>> start
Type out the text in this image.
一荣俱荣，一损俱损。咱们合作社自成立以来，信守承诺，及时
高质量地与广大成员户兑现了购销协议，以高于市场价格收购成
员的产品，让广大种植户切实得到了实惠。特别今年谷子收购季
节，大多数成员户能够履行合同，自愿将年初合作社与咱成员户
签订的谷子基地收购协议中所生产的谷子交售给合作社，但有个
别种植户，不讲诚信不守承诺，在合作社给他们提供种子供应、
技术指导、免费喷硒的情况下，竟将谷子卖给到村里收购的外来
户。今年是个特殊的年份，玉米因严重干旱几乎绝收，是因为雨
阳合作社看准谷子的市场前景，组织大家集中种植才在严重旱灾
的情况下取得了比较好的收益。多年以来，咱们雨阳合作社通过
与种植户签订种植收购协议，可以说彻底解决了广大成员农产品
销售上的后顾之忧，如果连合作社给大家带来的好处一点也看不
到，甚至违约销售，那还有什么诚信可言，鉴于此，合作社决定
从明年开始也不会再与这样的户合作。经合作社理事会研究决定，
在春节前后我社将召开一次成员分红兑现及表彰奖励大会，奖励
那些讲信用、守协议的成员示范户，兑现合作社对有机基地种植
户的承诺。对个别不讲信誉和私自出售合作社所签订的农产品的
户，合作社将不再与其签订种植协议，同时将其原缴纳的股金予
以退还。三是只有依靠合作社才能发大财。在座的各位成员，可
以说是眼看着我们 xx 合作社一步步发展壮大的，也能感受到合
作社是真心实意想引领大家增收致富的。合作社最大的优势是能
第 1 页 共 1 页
>> end
■ What is expected ■
Each entry is to be returned in full, character for character.

■ Answer in full ■
Type out the text in this image.
一荣俱荣，一损俱损。咱们合作社自成立以来，信守承诺，及时
高质量地与广大成员户兑现了购销协议，以高于市场价格收购成
员的产品，让广大种植户切实得到了实惠。特别今年谷子收购季
节，大多数成员户能够履行合同，自愿将年初合作社与咱成员户
签订的谷子基地收购协议中所生产的谷子交售给合作社，但有个
别种植户，不讲诚信不守承诺，在合作社给他们提供种子供应、
技术指导、免费喷硒的情况下，竟将谷子卖给到村里收购的外来
户。今年是个特殊的年份，玉米因严重干旱几乎绝收，是因为雨
阳合作社看准谷子的市场前景，组织大家集中种植才在严重旱灾
的情况下取得了比较好的收益。多年以来，咱们雨阳合作社通过
与种植户签订种植收购协议，可以说彻底解决了广大成员农产品
销售上的后顾之忧，如果连合作社给大家带来的好处一点也看不
到，甚至违约销售，那还有什么诚信可言，鉴于此，合作社决定
从明年开始也不会再与这样的户合作。经合作社理事会研究决定，
在春节前后我社将召开一次成员分红兑现及表彰奖励大会，奖励
那些讲信用、守协议的成员示范户，兑现合作社对有机基地种植
户的承诺。对个别不讲信誉和私自出售合作社所签订的农产品的
户，合作社将不再与其签订种植协议，同时将其原缴纳的股金予
以退还。三是只有依靠合作社才能发大财。在座的各位成员，可
以说是眼看着我们 xx 合作社一步步发展壮大的，也能感受到合
作社是真心实意想引领大家增收致富的。合作社最大的优势是能
第 1 页 共 1 页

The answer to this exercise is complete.